-- EXERCISE DETAILS --
Take the entries below and print all of them exactly, please.

-- SUPPLIED MATERIAL --
* start *

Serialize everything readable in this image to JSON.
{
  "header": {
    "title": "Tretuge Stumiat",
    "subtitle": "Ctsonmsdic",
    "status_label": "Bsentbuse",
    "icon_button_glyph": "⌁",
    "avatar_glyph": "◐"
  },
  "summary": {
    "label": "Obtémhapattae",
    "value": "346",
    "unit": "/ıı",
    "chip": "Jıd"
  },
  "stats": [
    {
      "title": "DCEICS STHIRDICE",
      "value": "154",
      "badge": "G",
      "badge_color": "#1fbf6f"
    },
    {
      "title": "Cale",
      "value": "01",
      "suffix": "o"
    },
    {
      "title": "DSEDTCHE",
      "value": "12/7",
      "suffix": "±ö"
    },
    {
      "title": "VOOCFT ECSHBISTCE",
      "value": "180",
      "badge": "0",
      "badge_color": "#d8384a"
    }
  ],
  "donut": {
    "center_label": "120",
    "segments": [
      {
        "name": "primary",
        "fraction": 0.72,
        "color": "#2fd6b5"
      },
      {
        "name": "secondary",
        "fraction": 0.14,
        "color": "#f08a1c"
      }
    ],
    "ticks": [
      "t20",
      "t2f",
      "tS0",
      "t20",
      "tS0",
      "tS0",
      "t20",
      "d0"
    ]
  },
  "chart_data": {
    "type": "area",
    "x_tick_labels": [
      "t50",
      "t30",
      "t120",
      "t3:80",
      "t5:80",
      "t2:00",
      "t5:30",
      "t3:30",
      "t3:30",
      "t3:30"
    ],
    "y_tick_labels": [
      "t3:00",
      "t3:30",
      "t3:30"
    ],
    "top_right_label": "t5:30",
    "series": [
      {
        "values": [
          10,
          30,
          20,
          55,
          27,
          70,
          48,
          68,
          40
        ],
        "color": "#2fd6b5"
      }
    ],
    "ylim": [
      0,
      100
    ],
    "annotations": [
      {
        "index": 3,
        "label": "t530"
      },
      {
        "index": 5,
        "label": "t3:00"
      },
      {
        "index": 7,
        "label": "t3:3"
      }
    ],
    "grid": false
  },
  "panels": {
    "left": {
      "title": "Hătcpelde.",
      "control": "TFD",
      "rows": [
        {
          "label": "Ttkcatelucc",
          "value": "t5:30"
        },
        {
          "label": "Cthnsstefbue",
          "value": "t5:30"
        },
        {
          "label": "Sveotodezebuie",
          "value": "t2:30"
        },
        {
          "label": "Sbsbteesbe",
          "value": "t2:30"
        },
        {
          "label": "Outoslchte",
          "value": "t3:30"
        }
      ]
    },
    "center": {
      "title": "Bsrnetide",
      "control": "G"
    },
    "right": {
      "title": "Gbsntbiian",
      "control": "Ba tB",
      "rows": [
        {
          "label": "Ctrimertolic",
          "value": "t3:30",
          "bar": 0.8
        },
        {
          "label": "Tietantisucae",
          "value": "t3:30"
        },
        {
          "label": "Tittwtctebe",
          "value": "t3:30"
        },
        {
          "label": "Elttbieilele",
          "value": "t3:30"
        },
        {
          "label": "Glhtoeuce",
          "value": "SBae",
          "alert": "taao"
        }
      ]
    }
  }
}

* end *

-- REPLY --
Serialize everything readable in this image to JSON.
{
  "header": {
    "title": "Tretuge Stumiat",
    "subtitle": "Ctsonmsdic",
    "status_label": "Bsentbuse",
    "icon_button_glyph": "⌁",
    "avatar_glyph": "◐"
  },
  "summary": {
    "label": "Obtémhapattae",
    "value": "346",
    "unit": "/ıı",
    "chip": "Jıd"
  },
  "stats": [
    {
      "title": "DCEICS STHIRDICE",
      "value": "154",
      "badge": "G",
      "badge_color": "#1fbf6f"
    },
    {
      "title": "Cale",
      "value": "01",
      "suffix": "o"
    },
    {
      "title": "DSEDTCHE",
      "value": "12/7",
      "suffix": "±ö"
    },
    {
      "title": "VOOCFT ECSHBISTCE",
      "value": "180",
      "badge": "0",
      "badge_color": "#d8384a"
    }
  ],
  "donut": {
    "center_label": "120",
    "segments": [
      {
        "name": "primary",
        "fraction": 0.72,
        "color": "#2fd6b5"
      },
      {
        "name": "secondary",
        "fraction": 0.14,
        "color": "#f08a1c"
      }
    ],
    "ticks": [
      "t20",
      "t2f",
      "tS0",
      "t20",
      "tS0",
      "tS0",
      "t20",
      "d0"
    ]
  },
  "chart_data": {
    "type": "area",
    "x_tick_labels": [
      "t50",
      "t30",
      "t120",
      "t3:80",
      "t5:80",
      "t2:00",
      "t5:30",
      "t3:30",
      "t3:30",
      "t3:30"
    ],
    "y_tick_labels": [
      "t3:00",
      "t3:30",
      "t3:30"
    ],
    "top_right_label": "t5:30",
    "series": [
      {
        "values": [
          10,
          30,
          20,
          55,
          27,
          70,
          48,
          68,
          40
        ],
        "color": "#2fd6b5"
      }
    ],
    "ylim": [
      0,
      100
    ],
    "annotations": [
      {
        "index": 3,
        "label": "t530"
      },
      {
        "index": 5,
        "label": "t3:00"
      },
      {
        "index": 7,
        "label": "t3:3"
      }
    ],
    "grid": false
  },
  "panels": {
    "left": {
      "title": "Hătcpelde.",
      "control": "TFD",
      "rows": [
        {
          "label": "Ttkcatelucc",
          "value": "t5:30"
        },
        {
          "label": "Cthnsstefbue",
          "value": "t5:30"
        },
        {
          "label": "Sveotodezebuie",
          "value": "t2:30"
        },
        {
          "label": "Sbsbteesbe",
          "value": "t2:30"
        },
        {
          "label": "Outoslchte",
          "value": "t3:30"
        }
      ]
    },
    "center": {
      "title": "Bsrnetide",
      "control": "G"
    },
    "right": {
      "title": "Gbsntbiian",
      "control": "Ba tB",
      "rows": [
        {
          "label": "Ctrimertolic",
          "value": "t3:30",
          "bar": 0.8
        },
        {
          "label": "Tietantisucae",
          "value": "t3:30"
        },
        {
          "label": "Tittwtctebe",
          "value": "t3:30"
        },
        {
          "label": "Elttbieilele",
          "value": "t3:30"
        },
        {
          "label": "Glhtoeuce",
          "value": "SBae",
          "alert": "taao"
        }
      ]
    }
  }
}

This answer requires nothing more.